• What is required: Set the listing down again in full, word for word, with the pictures left out.

• Data to use:
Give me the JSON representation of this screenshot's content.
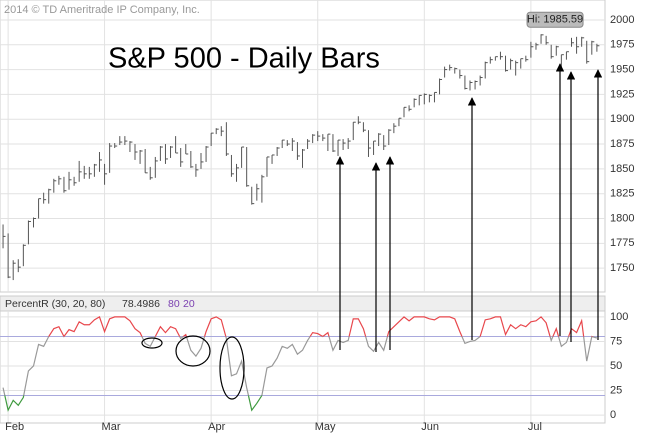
{
  "chart_data": [
    {
      "type": "ohlc",
      "title": "S&P 500 - Daily Bars",
      "copyright": "2014 © TD Ameritrade IP Company, Inc.",
      "hi_label": "Hi: 1985.59",
      "hi_index": 106,
      "color": "#555555",
      "ylim": [
        1728,
        2008
      ],
      "yticks": [
        1750,
        1775,
        1800,
        1825,
        1850,
        1875,
        1900,
        1925,
        1950,
        1975,
        2000
      ],
      "xlim": [
        -0.6,
        118.6
      ],
      "grid": true,
      "close": [
        1782,
        1741,
        1755,
        1751,
        1773,
        1797,
        1800,
        1820,
        1819,
        1829,
        1838,
        1840,
        1828,
        1839,
        1836,
        1847,
        1845,
        1845,
        1854,
        1859,
        1845,
        1873,
        1873,
        1877,
        1878,
        1877,
        1867,
        1868,
        1846,
        1841,
        1858,
        1872,
        1860,
        1872,
        1866,
        1857,
        1865,
        1852,
        1849,
        1857,
        1872,
        1886,
        1890,
        1888,
        1865,
        1845,
        1851,
        1872,
        1833,
        1815,
        1830,
        1842,
        1862,
        1864,
        1871,
        1879,
        1875,
        1878,
        1863,
        1869,
        1878,
        1884,
        1883,
        1881,
        1885,
        1868,
        1879,
        1876,
        1878,
        1897,
        1897,
        1889,
        1871,
        1878,
        1885,
        1873,
        1889,
        1893,
        1901,
        1912,
        1910,
        1920,
        1924,
        1925,
        1924,
        1927,
        1940,
        1950,
        1952,
        1951,
        1944,
        1931,
        1937,
        1938,
        1942,
        1957,
        1960,
        1963,
        1963,
        1949,
        1959,
        1957,
        1961,
        1960,
        1973,
        1975,
        1985,
        1977,
        1963,
        1973,
        1965,
        1968,
        1977,
        1973,
        1982,
        1958,
        1978,
        1974
      ],
      "high": [
        1794,
        1785,
        1758,
        1759,
        1774,
        1798,
        1801,
        1820,
        1826,
        1830,
        1840,
        1843,
        1842,
        1847,
        1842,
        1858,
        1853,
        1852,
        1855,
        1867,
        1855,
        1876,
        1876,
        1883,
        1883,
        1878,
        1875,
        1869,
        1870,
        1852,
        1862,
        1873,
        1875,
        1873,
        1883,
        1871,
        1875,
        1868,
        1855,
        1866,
        1873,
        1886,
        1891,
        1893,
        1897,
        1864,
        1855,
        1872,
        1872,
        1832,
        1835,
        1844,
        1862,
        1864,
        1872,
        1879,
        1879,
        1881,
        1877,
        1870,
        1880,
        1885,
        1888,
        1885,
        1885,
        1885,
        1879,
        1880,
        1881,
        1897,
        1903,
        1897,
        1889,
        1878,
        1886,
        1884,
        1890,
        1896,
        1901,
        1912,
        1914,
        1921,
        1924,
        1926,
        1925,
        1927,
        1941,
        1953,
        1955,
        1952,
        1950,
        1944,
        1939,
        1939,
        1944,
        1958,
        1963,
        1963,
        1968,
        1964,
        1961,
        1959,
        1961,
        1964,
        1978,
        1977,
        1985.59,
        1984,
        1975,
        1974,
        1965,
        1968,
        1982,
        1983,
        1983,
        1979,
        1979,
        1976
      ],
      "low": [
        1770,
        1740,
        1738,
        1746,
        1752,
        1774,
        1791,
        1800,
        1815,
        1815,
        1826,
        1834,
        1826,
        1829,
        1833,
        1837,
        1840,
        1840,
        1842,
        1847,
        1834,
        1846,
        1871,
        1874,
        1874,
        1867,
        1859,
        1855,
        1846,
        1839,
        1841,
        1858,
        1855,
        1861,
        1866,
        1852,
        1865,
        1851,
        1842,
        1850,
        1857,
        1873,
        1885,
        1883,
        1863,
        1842,
        1837,
        1851,
        1832,
        1814,
        1818,
        1816,
        1842,
        1855,
        1863,
        1871,
        1873,
        1868,
        1859,
        1851,
        1870,
        1876,
        1878,
        1878,
        1868,
        1867,
        1863,
        1869,
        1870,
        1879,
        1895,
        1887,
        1862,
        1864,
        1873,
        1869,
        1874,
        1886,
        1893,
        1902,
        1908,
        1912,
        1914,
        1915,
        1917,
        1917,
        1925,
        1942,
        1949,
        1946,
        1941,
        1930,
        1929,
        1930,
        1934,
        1941,
        1956,
        1959,
        1960,
        1948,
        1950,
        1944,
        1951,
        1958,
        1962,
        1970,
        1976,
        1975,
        1961,
        1964,
        1952,
        1960,
        1973,
        1966,
        1973,
        1956,
        1965,
        1968
      ]
    },
    {
      "type": "line",
      "title": "PercentR (30, 20, 80)",
      "upper": 80,
      "lower": 20,
      "color": "#999999",
      "upper_color": "#e8474c",
      "lower_color": "#3f9a3f",
      "band_color": "#a9a9dd",
      "ylim": [
        -5,
        106
      ],
      "yticks": [
        0,
        25,
        50,
        75,
        100
      ],
      "xlim": [
        -0.6,
        118.6
      ],
      "xticks": [
        {
          "value": 1,
          "label": "Feb"
        },
        {
          "value": 20,
          "label": "Mar"
        },
        {
          "value": 41,
          "label": "Apr"
        },
        {
          "value": 62,
          "label": "May"
        },
        {
          "value": 83,
          "label": "Jun"
        },
        {
          "value": 104,
          "label": "Jul"
        }
      ],
      "values": [
        28,
        5,
        15,
        10,
        18,
        45,
        50,
        72,
        70,
        80,
        88,
        90,
        80,
        87,
        85,
        95,
        92,
        92,
        97,
        100,
        85,
        98,
        100,
        100,
        100,
        96,
        88,
        84,
        73,
        70,
        80,
        90,
        84,
        90,
        88,
        78,
        82,
        66,
        60,
        68,
        85,
        98,
        100,
        97,
        78,
        40,
        42,
        55,
        28,
        5,
        12,
        20,
        48,
        50,
        58,
        70,
        68,
        72,
        62,
        66,
        76,
        84,
        83,
        80,
        84,
        66,
        76,
        74,
        76,
        98,
        98,
        88,
        70,
        65,
        74,
        66,
        85,
        90,
        95,
        100,
        96,
        100,
        100,
        100,
        98,
        97,
        100,
        100,
        100,
        98,
        85,
        73,
        75,
        76,
        80,
        97,
        98,
        100,
        100,
        82,
        92,
        88,
        92,
        90,
        95,
        96,
        100,
        94,
        76,
        88,
        70,
        74,
        88,
        84,
        96,
        55,
        80,
        78.4986
      ]
    }
  ]
}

• Complete answer:
Give me the JSON representation of this screenshot's content.
{
  "chart_data": [
    {
      "type": "ohlc",
      "title": "S&P 500 - Daily Bars",
      "copyright": "2014 © TD Ameritrade IP Company, Inc.",
      "hi_label": "Hi: 1985.59",
      "hi_index": 106,
      "color": "#555555",
      "ylim": [
        1728,
        2008
      ],
      "yticks": [
        1750,
        1775,
        1800,
        1825,
        1850,
        1875,
        1900,
        1925,
        1950,
        1975,
        2000
      ],
      "xlim": [
        -0.6,
        118.6
      ],
      "grid": true,
      "close": [
        1782,
        1741,
        1755,
        1751,
        1773,
        1797,
        1800,
        1820,
        1819,
        1829,
        1838,
        1840,
        1828,
        1839,
        1836,
        1847,
        1845,
        1845,
        1854,
        1859,
        1845,
        1873,
        1873,
        1877,
        1878,
        1877,
        1867,
        1868,
        1846,
        1841,
        1858,
        1872,
        1860,
        1872,
        1866,
        1857,
        1865,
        1852,
        1849,
        1857,
        1872,
        1886,
        1890,
        1888,
        1865,
        1845,
        1851,
        1872,
        1833,
        1815,
        1830,
        1842,
        1862,
        1864,
        1871,
        1879,
        1875,
        1878,
        1863,
        1869,
        1878,
        1884,
        1883,
        1881,
        1885,
        1868,
        1879,
        1876,
        1878,
        1897,
        1897,
        1889,
        1871,
        1878,
        1885,
        1873,
        1889,
        1893,
        1901,
        1912,
        1910,
        1920,
        1924,
        1925,
        1924,
        1927,
        1940,
        1950,
        1952,
        1951,
        1944,
        1931,
        1937,
        1938,
        1942,
        1957,
        1960,
        1963,
        1963,
        1949,
        1959,
        1957,
        1961,
        1960,
        1973,
        1975,
        1985,
        1977,
        1963,
        1973,
        1965,
        1968,
        1977,
        1973,
        1982,
        1958,
        1978,
        1974
      ],
      "high": [
        1794,
        1785,
        1758,
        1759,
        1774,
        1798,
        1801,
        1820,
        1826,
        1830,
        1840,
        1843,
        1842,
        1847,
        1842,
        1858,
        1853,
        1852,
        1855,
        1867,
        1855,
        1876,
        1876,
        1883,
        1883,
        1878,
        1875,
        1869,
        1870,
        1852,
        1862,
        1873,
        1875,
        1873,
        1883,
        1871,
        1875,
        1868,
        1855,
        1866,
        1873,
        1886,
        1891,
        1893,
        1897,
        1864,
        1855,
        1872,
        1872,
        1832,
        1835,
        1844,
        1862,
        1864,
        1872,
        1879,
        1879,
        1881,
        1877,
        1870,
        1880,
        1885,
        1888,
        1885,
        1885,
        1885,
        1879,
        1880,
        1881,
        1897,
        1903,
        1897,
        1889,
        1878,
        1886,
        1884,
        1890,
        1896,
        1901,
        1912,
        1914,
        1921,
        1924,
        1926,
        1925,
        1927,
        1941,
        1953,
        1955,
        1952,
        1950,
        1944,
        1939,
        1939,
        1944,
        1958,
        1963,
        1963,
        1968,
        1964,
        1961,
        1959,
        1961,
        1964,
        1978,
        1977,
        1985.59,
        1984,
        1975,
        1974,
        1965,
        1968,
        1982,
        1983,
        1983,
        1979,
        1979,
        1976
      ],
      "low": [
        1770,
        1740,
        1738,
        1746,
        1752,
        1774,
        1791,
        1800,
        1815,
        1815,
        1826,
        1834,
        1826,
        1829,
        1833,
        1837,
        1840,
        1840,
        1842,
        1847,
        1834,
        1846,
        1871,
        1874,
        1874,
        1867,
        1859,
        1855,
        1846,
        1839,
        1841,
        1858,
        1855,
        1861,
        1866,
        1852,
        1865,
        1851,
        1842,
        1850,
        1857,
        1873,
        1885,
        1883,
        1863,
        1842,
        1837,
        1851,
        1832,
        1814,
        1818,
        1816,
        1842,
        1855,
        1863,
        1871,
        1873,
        1868,
        1859,
        1851,
        1870,
        1876,
        1878,
        1878,
        1868,
        1867,
        1863,
        1869,
        1870,
        1879,
        1895,
        1887,
        1862,
        1864,
        1873,
        1869,
        1874,
        1886,
        1893,
        1902,
        1908,
        1912,
        1914,
        1915,
        1917,
        1917,
        1925,
        1942,
        1949,
        1946,
        1941,
        1930,
        1929,
        1930,
        1934,
        1941,
        1956,
        1959,
        1960,
        1948,
        1950,
        1944,
        1951,
        1958,
        1962,
        1970,
        1976,
        1975,
        1961,
        1964,
        1952,
        1960,
        1973,
        1966,
        1973,
        1956,
        1965,
        1968
      ]
    },
    {
      "type": "line",
      "title": "PercentR (30, 20, 80)",
      "upper": 80,
      "lower": 20,
      "color": "#999999",
      "upper_color": "#e8474c",
      "lower_color": "#3f9a3f",
      "band_color": "#a9a9dd",
      "ylim": [
        -5,
        106
      ],
      "yticks": [
        0,
        25,
        50,
        75,
        100
      ],
      "xlim": [
        -0.6,
        118.6
      ],
      "xticks": [
        {
          "value": 1,
          "label": "Feb"
        },
        {
          "value": 20,
          "label": "Mar"
        },
        {
          "value": 41,
          "label": "Apr"
        },
        {
          "value": 62,
          "label": "May"
        },
        {
          "value": 83,
          "label": "Jun"
        },
        {
          "value": 104,
          "label": "Jul"
        }
      ],
      "values": [
        28,
        5,
        15,
        10,
        18,
        45,
        50,
        72,
        70,
        80,
        88,
        90,
        80,
        87,
        85,
        95,
        92,
        92,
        97,
        100,
        85,
        98,
        100,
        100,
        100,
        96,
        88,
        84,
        73,
        70,
        80,
        90,
        84,
        90,
        88,
        78,
        82,
        66,
        60,
        68,
        85,
        98,
        100,
        97,
        78,
        40,
        42,
        55,
        28,
        5,
        12,
        20,
        48,
        50,
        58,
        70,
        68,
        72,
        62,
        66,
        76,
        84,
        83,
        80,
        84,
        66,
        76,
        74,
        76,
        98,
        98,
        88,
        70,
        65,
        74,
        66,
        85,
        90,
        95,
        100,
        96,
        100,
        100,
        100,
        98,
        97,
        100,
        100,
        100,
        98,
        85,
        73,
        75,
        76,
        80,
        97,
        98,
        100,
        100,
        82,
        92,
        88,
        92,
        90,
        95,
        96,
        100,
        94,
        76,
        88,
        70,
        74,
        88,
        84,
        96,
        55,
        80,
        78.4986
      ]
    }
  ]
}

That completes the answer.